The task — Reproduce the records below exactly as given.

Extracted material —
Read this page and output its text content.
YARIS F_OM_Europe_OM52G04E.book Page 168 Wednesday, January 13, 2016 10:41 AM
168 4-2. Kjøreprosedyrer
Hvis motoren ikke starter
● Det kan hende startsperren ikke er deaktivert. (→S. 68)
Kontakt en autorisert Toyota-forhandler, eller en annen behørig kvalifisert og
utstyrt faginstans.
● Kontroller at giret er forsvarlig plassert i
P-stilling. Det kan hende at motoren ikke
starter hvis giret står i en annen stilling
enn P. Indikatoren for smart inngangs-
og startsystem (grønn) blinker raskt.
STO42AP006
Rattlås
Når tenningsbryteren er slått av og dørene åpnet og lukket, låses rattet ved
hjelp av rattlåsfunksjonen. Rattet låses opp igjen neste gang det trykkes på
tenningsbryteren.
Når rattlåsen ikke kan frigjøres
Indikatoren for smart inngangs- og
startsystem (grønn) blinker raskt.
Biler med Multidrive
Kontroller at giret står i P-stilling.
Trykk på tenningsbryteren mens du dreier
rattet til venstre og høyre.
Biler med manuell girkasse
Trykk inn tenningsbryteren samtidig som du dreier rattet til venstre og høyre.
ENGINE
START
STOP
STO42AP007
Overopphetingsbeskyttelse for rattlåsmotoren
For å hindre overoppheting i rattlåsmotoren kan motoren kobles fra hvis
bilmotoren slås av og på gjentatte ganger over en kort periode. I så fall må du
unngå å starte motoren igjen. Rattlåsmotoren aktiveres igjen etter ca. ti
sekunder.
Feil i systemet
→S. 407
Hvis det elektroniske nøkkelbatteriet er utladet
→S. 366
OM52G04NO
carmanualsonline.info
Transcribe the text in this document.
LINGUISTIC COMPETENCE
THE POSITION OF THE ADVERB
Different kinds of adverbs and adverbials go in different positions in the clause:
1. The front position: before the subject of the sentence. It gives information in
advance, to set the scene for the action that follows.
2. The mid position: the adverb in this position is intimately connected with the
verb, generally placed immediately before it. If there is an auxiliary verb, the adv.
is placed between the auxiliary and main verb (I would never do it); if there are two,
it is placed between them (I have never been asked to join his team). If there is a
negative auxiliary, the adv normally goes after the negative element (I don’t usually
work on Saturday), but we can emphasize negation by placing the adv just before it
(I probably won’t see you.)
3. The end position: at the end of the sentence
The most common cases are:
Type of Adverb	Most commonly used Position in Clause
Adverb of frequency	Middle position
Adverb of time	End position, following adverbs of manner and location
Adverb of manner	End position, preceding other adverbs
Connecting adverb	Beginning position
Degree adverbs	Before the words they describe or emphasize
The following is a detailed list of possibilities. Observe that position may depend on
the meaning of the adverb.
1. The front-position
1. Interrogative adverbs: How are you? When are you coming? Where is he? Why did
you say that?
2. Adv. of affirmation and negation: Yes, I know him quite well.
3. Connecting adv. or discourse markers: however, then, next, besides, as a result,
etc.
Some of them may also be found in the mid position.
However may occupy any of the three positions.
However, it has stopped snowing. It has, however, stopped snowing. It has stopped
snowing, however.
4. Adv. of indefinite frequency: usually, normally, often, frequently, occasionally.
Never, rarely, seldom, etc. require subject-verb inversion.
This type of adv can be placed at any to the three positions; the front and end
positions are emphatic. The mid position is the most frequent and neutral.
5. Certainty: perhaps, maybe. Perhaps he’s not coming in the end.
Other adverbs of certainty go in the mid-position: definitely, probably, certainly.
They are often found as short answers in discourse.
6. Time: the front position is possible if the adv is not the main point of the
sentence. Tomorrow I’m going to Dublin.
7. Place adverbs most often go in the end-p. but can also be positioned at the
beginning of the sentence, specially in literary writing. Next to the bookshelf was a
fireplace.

Written solution —
Read this page and output its text content.
YARIS F_OM_Europe_OM52G04E.book Page 168 Wednesday, January 13, 2016 10:41 AM
168 4-2. Kjøreprosedyrer
Hvis motoren ikke starter
● Det kan hende startsperren ikke er deaktivert. (→S. 68)
Kontakt en autorisert Toyota-forhandler, eller en annen behørig kvalifisert og
utstyrt faginstans.
● Kontroller at giret er forsvarlig plassert i
P-stilling. Det kan hende at motoren ikke
starter hvis giret står i en annen stilling
enn P. Indikatoren for smart inngangs-
og startsystem (grønn) blinker raskt.
STO42AP006
Rattlås
Når tenningsbryteren er slått av og dørene åpnet og lukket, låses rattet ved
hjelp av rattlåsfunksjonen. Rattet låses opp igjen neste gang det trykkes på
tenningsbryteren.
Når rattlåsen ikke kan frigjøres
Indikatoren for smart inngangs- og
startsystem (grønn) blinker raskt.
Biler med Multidrive
Kontroller at giret står i P-stilling.
Trykk på tenningsbryteren mens du dreier
rattet til venstre og høyre.
Biler med manuell girkasse
Trykk inn tenningsbryteren samtidig som du dreier rattet til venstre og høyre.
ENGINE
START
STOP
STO42AP007
Overopphetingsbeskyttelse for rattlåsmotoren
For å hindre overoppheting i rattlåsmotoren kan motoren kobles fra hvis
bilmotoren slås av og på gjentatte ganger over en kort periode. I så fall må du
unngå å starte motoren igjen. Rattlåsmotoren aktiveres igjen etter ca. ti
sekunder.
Feil i systemet
→S. 407
Hvis det elektroniske nøkkelbatteriet er utladet
→S. 366
OM52G04NO
carmanualsonline.info
Transcribe the text in this document.
LINGUISTIC COMPETENCE
THE POSITION OF THE ADVERB
Different kinds of adverbs and adverbials go in different positions in the clause:
1. The front position: before the subject of the sentence. It gives information in
advance, to set the scene for the action that follows.
2. The mid position: the adverb in this position is intimately connected with the
verb, generally placed immediately before it. If there is an auxiliary verb, the adv.
is placed between the auxiliary and main verb (I would never do it); if there are two,
it is placed between them (I have never been asked to join his team). If there is a
negative auxiliary, the adv normally goes after the negative element (I don’t usually
work on Saturday), but we can emphasize negation by placing the adv just before it
(I probably won’t see you.)
3. The end position: at the end of the sentence
The most common cases are:
Type of Adverb	Most commonly used Position in Clause
Adverb of frequency	Middle position
Adverb of time	End position, following adverbs of manner and location
Adverb of manner	End position, preceding other adverbs
Connecting adverb	Beginning position
Degree adverbs	Before the words they describe or emphasize
The following is a detailed list of possibilities. Observe that position may depend on
the meaning of the adverb.
1. The front-position
1. Interrogative adverbs: How are you? When are you coming? Where is he? Why did
you say that?
2. Adv. of affirmation and negation: Yes, I know him quite well.
3. Connecting adv. or discourse markers: however, then, next, besides, as a result,
etc.
Some of them may also be found in the mid position.
However may occupy any of the three positions.
However, it has stopped snowing. It has, however, stopped snowing. It has stopped
snowing, however.
4. Adv. of indefinite frequency: usually, normally, often, frequently, occasionally.
Never, rarely, seldom, etc. require subject-verb inversion.
This type of adv can be placed at any to the three positions; the front and end
positions are emphatic. The mid position is the most frequent and neutral.
5. Certainty: perhaps, maybe. Perhaps he’s not coming in the end.
Other adverbs of certainty go in the mid-position: definitely, probably, certainly.
They are often found as short answers in discourse.
6. Time: the front position is possible if the adv is not the main point of the
sentence. Tomorrow I’m going to Dublin.
7. Place adverbs most often go in the end-p. but can also be positioned at the
beginning of the sentence, specially in literary writing. Next to the bookshelf was a
fireplace.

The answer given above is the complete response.